++++ EXTRACTED MATERIAL ++++
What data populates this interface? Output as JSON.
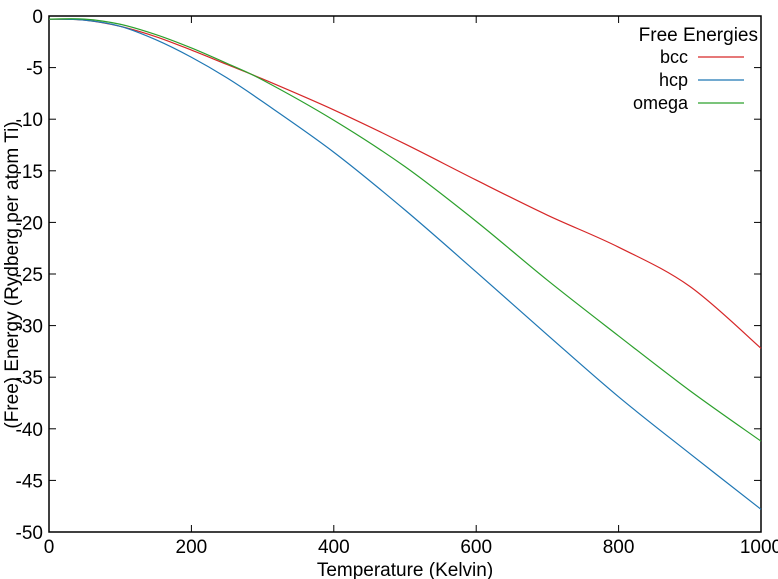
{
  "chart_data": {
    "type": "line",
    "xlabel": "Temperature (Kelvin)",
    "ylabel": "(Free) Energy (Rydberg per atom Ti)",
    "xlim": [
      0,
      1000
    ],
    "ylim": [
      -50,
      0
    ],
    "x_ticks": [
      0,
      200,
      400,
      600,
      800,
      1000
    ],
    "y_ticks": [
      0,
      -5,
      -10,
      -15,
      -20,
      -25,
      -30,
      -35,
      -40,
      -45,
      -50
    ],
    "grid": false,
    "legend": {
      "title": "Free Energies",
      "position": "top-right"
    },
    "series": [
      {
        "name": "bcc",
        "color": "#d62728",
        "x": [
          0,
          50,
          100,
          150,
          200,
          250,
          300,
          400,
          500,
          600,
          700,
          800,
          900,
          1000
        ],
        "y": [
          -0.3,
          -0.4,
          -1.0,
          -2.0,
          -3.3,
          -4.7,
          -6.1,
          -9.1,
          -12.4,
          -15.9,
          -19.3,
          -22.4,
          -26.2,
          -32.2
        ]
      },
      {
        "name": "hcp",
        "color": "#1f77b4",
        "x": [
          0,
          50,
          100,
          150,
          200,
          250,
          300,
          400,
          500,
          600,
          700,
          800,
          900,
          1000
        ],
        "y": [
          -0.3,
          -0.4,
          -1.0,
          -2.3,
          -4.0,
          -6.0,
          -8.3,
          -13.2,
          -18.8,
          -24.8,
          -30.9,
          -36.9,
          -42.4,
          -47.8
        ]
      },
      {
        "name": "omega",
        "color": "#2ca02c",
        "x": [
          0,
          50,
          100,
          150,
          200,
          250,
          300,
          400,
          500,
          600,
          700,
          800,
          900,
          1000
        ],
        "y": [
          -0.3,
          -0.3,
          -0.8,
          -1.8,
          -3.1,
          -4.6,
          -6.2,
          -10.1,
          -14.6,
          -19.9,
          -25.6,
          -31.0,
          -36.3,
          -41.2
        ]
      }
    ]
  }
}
++++
### EXERCISE AIM
Set down all the data again exactly as above, pictures excluded.

### RESULT BELOW
What data populates this interface? Output as JSON.
{
  "chart_data": {
    "type": "line",
    "xlabel": "Temperature (Kelvin)",
    "ylabel": "(Free) Energy (Rydberg per atom Ti)",
    "xlim": [
      0,
      1000
    ],
    "ylim": [
      -50,
      0
    ],
    "x_ticks": [
      0,
      200,
      400,
      600,
      800,
      1000
    ],
    "y_ticks": [
      0,
      -5,
      -10,
      -15,
      -20,
      -25,
      -30,
      -35,
      -40,
      -45,
      -50
    ],
    "grid": false,
    "legend": {
      "title": "Free Energies",
      "position": "top-right"
    },
    "series": [
      {
        "name": "bcc",
        "color": "#d62728",
        "x": [
          0,
          50,
          100,
          150,
          200,
          250,
          300,
          400,
          500,
          600,
          700,
          800,
          900,
          1000
        ],
        "y": [
          -0.3,
          -0.4,
          -1.0,
          -2.0,
          -3.3,
          -4.7,
          -6.1,
          -9.1,
          -12.4,
          -15.9,
          -19.3,
          -22.4,
          -26.2,
          -32.2
        ]
      },
      {
        "name": "hcp",
        "color": "#1f77b4",
        "x": [
          0,
          50,
          100,
          150,
          200,
          250,
          300,
          400,
          500,
          600,
          700,
          800,
          900,
          1000
        ],
        "y": [
          -0.3,
          -0.4,
          -1.0,
          -2.3,
          -4.0,
          -6.0,
          -8.3,
          -13.2,
          -18.8,
          -24.8,
          -30.9,
          -36.9,
          -42.4,
          -47.8
        ]
      },
      {
        "name": "omega",
        "color": "#2ca02c",
        "x": [
          0,
          50,
          100,
          150,
          200,
          250,
          300,
          400,
          500,
          600,
          700,
          800,
          900,
          1000
        ],
        "y": [
          -0.3,
          -0.3,
          -0.8,
          -1.8,
          -3.1,
          -4.6,
          -6.2,
          -10.1,
          -14.6,
          -19.9,
          -25.6,
          -31.0,
          -36.3,
          -41.2
        ]
      }
    ]
  }
}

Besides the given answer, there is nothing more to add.